● **What is needed**
Every line below should be repeated exactly.

● **Task material**
-- BEGIN --

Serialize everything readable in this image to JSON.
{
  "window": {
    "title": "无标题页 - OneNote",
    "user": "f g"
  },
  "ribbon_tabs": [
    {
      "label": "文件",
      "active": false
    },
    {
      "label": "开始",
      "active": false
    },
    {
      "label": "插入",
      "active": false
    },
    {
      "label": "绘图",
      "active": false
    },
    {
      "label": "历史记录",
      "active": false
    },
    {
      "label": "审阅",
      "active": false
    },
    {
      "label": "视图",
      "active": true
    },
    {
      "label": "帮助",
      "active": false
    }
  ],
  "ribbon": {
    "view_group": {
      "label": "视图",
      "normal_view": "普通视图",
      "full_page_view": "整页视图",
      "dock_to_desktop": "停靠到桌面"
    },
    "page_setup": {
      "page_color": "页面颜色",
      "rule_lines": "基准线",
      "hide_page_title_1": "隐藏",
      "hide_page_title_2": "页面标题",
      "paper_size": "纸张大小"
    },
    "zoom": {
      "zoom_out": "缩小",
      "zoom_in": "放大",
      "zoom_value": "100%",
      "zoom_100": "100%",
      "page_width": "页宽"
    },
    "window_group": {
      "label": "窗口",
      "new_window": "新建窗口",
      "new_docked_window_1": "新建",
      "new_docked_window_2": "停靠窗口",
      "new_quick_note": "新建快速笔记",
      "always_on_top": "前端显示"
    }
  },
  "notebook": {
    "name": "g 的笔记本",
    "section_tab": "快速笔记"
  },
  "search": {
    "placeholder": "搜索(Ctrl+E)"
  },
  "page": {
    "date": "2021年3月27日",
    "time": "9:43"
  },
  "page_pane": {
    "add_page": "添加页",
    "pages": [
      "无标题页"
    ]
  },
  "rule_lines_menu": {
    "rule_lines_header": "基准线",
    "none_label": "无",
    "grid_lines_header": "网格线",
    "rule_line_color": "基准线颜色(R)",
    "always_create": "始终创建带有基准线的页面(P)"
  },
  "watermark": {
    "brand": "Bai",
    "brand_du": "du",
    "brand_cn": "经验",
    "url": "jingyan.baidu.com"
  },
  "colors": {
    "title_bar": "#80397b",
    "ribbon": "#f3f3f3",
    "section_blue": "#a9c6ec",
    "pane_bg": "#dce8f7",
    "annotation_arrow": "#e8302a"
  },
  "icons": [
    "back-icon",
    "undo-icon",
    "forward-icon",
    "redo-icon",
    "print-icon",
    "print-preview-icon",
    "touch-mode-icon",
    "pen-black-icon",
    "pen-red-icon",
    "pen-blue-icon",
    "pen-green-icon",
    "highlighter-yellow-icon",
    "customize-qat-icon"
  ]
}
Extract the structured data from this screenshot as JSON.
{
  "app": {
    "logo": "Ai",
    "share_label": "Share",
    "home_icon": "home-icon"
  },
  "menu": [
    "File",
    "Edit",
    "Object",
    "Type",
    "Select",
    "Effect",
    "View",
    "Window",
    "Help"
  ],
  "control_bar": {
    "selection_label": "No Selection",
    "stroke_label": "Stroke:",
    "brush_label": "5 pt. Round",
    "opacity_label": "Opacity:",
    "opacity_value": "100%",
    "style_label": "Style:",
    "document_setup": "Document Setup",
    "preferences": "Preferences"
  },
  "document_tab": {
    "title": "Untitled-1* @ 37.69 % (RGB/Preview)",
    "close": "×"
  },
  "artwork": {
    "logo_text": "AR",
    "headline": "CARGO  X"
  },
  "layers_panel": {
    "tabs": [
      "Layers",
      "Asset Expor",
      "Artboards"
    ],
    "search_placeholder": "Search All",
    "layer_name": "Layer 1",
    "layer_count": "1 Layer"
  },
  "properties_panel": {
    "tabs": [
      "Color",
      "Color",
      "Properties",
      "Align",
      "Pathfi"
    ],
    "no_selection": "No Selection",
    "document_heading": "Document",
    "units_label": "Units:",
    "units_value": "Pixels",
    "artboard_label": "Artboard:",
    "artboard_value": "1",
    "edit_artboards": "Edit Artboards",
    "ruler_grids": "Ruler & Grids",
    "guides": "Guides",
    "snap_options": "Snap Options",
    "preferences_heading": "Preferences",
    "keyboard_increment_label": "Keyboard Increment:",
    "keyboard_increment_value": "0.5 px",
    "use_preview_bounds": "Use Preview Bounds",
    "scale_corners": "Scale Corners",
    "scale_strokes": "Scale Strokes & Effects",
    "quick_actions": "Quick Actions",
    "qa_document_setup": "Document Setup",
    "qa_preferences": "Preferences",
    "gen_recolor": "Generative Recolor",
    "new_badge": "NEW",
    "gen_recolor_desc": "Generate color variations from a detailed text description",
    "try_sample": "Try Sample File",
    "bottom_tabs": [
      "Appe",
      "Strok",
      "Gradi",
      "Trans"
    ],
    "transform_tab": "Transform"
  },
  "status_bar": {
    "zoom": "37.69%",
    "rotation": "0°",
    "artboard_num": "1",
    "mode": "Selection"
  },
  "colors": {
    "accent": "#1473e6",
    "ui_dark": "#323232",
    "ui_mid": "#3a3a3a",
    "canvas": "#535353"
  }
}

-- END --

● **Task answer**
Serialize everything readable in this image to JSON.
{
  "window": {
    "title": "无标题页 - OneNote",
    "user": "f g"
  },
  "ribbon_tabs": [
    {
      "label": "文件",
      "active": false
    },
    {
      "label": "开始",
      "active": false
    },
    {
      "label": "插入",
      "active": false
    },
    {
      "label": "绘图",
      "active": false
    },
    {
      "label": "历史记录",
      "active": false
    },
    {
      "label": "审阅",
      "active": false
    },
    {
      "label": "视图",
      "active": true
    },
    {
      "label": "帮助",
      "active": false
    }
  ],
  "ribbon": {
    "view_group": {
      "label": "视图",
      "normal_view": "普通视图",
      "full_page_view": "整页视图",
      "dock_to_desktop": "停靠到桌面"
    },
    "page_setup": {
      "page_color": "页面颜色",
      "rule_lines": "基准线",
      "hide_page_title_1": "隐藏",
      "hide_page_title_2": "页面标题",
      "paper_size": "纸张大小"
    },
    "zoom": {
      "zoom_out": "缩小",
      "zoom_in": "放大",
      "zoom_value": "100%",
      "zoom_100": "100%",
      "page_width": "页宽"
    },
    "window_group": {
      "label": "窗口",
      "new_window": "新建窗口",
      "new_docked_window_1": "新建",
      "new_docked_window_2": "停靠窗口",
      "new_quick_note": "新建快速笔记",
      "always_on_top": "前端显示"
    }
  },
  "notebook": {
    "name": "g 的笔记本",
    "section_tab": "快速笔记"
  },
  "search": {
    "placeholder": "搜索(Ctrl+E)"
  },
  "page": {
    "date": "2021年3月27日",
    "time": "9:43"
  },
  "page_pane": {
    "add_page": "添加页",
    "pages": [
      "无标题页"
    ]
  },
  "rule_lines_menu": {
    "rule_lines_header": "基准线",
    "none_label": "无",
    "grid_lines_header": "网格线",
    "rule_line_color": "基准线颜色(R)",
    "always_create": "始终创建带有基准线的页面(P)"
  },
  "watermark": {
    "brand": "Bai",
    "brand_du": "du",
    "brand_cn": "经验",
    "url": "jingyan.baidu.com"
  },
  "colors": {
    "title_bar": "#80397b",
    "ribbon": "#f3f3f3",
    "section_blue": "#a9c6ec",
    "pane_bg": "#dce8f7",
    "annotation_arrow": "#e8302a"
  },
  "icons": [
    "back-icon",
    "undo-icon",
    "forward-icon",
    "redo-icon",
    "print-icon",
    "print-preview-icon",
    "touch-mode-icon",
    "pen-black-icon",
    "pen-red-icon",
    "pen-blue-icon",
    "pen-green-icon",
    "highlighter-yellow-icon",
    "customize-qat-icon"
  ]
}
Extract the structured data from this screenshot as JSON.
{
  "app": {
    "logo": "Ai",
    "share_label": "Share",
    "home_icon": "home-icon"
  },
  "menu": [
    "File",
    "Edit",
    "Object",
    "Type",
    "Select",
    "Effect",
    "View",
    "Window",
    "Help"
  ],
  "control_bar": {
    "selection_label": "No Selection",
    "stroke_label": "Stroke:",
    "brush_label": "5 pt. Round",
    "opacity_label": "Opacity:",
    "opacity_value": "100%",
    "style_label": "Style:",
    "document_setup": "Document Setup",
    "preferences": "Preferences"
  },
  "document_tab": {
    "title": "Untitled-1* @ 37.69 % (RGB/Preview)",
    "close": "×"
  },
  "artwork": {
    "logo_text": "AR",
    "headline": "CARGO  X"
  },
  "layers_panel": {
    "tabs": [
      "Layers",
      "Asset Expor",
      "Artboards"
    ],
    "search_placeholder": "Search All",
    "layer_name": "Layer 1",
    "layer_count": "1 Layer"
  },
  "properties_panel": {
    "tabs": [
      "Color",
      "Color",
      "Properties",
      "Align",
      "Pathfi"
    ],
    "no_selection": "No Selection",
    "document_heading": "Document",
    "units_label": "Units:",
    "units_value": "Pixels",
    "artboard_label": "Artboard:",
    "artboard_value": "1",
    "edit_artboards": "Edit Artboards",
    "ruler_grids": "Ruler & Grids",
    "guides": "Guides",
    "snap_options": "Snap Options",
    "preferences_heading": "Preferences",
    "keyboard_increment_label": "Keyboard Increment:",
    "keyboard_increment_value": "0.5 px",
    "use_preview_bounds": "Use Preview Bounds",
    "scale_corners": "Scale Corners",
    "scale_strokes": "Scale Strokes & Effects",
    "quick_actions": "Quick Actions",
    "qa_document_setup": "Document Setup",
    "qa_preferences": "Preferences",
    "gen_recolor": "Generative Recolor",
    "new_badge": "NEW",
    "gen_recolor_desc": "Generate color variations from a detailed text description",
    "try_sample": "Try Sample File",
    "bottom_tabs": [
      "Appe",
      "Strok",
      "Gradi",
      "Trans"
    ],
    "transform_tab": "Transform"
  },
  "status_bar": {
    "zoom": "37.69%",
    "rotation": "0°",
    "artboard_num": "1",
    "mode": "Selection"
  },
  "colors": {
    "accent": "#1473e6",
    "ui_dark": "#323232",
    "ui_mid": "#3a3a3a",
    "canvas": "#535353"
  }
}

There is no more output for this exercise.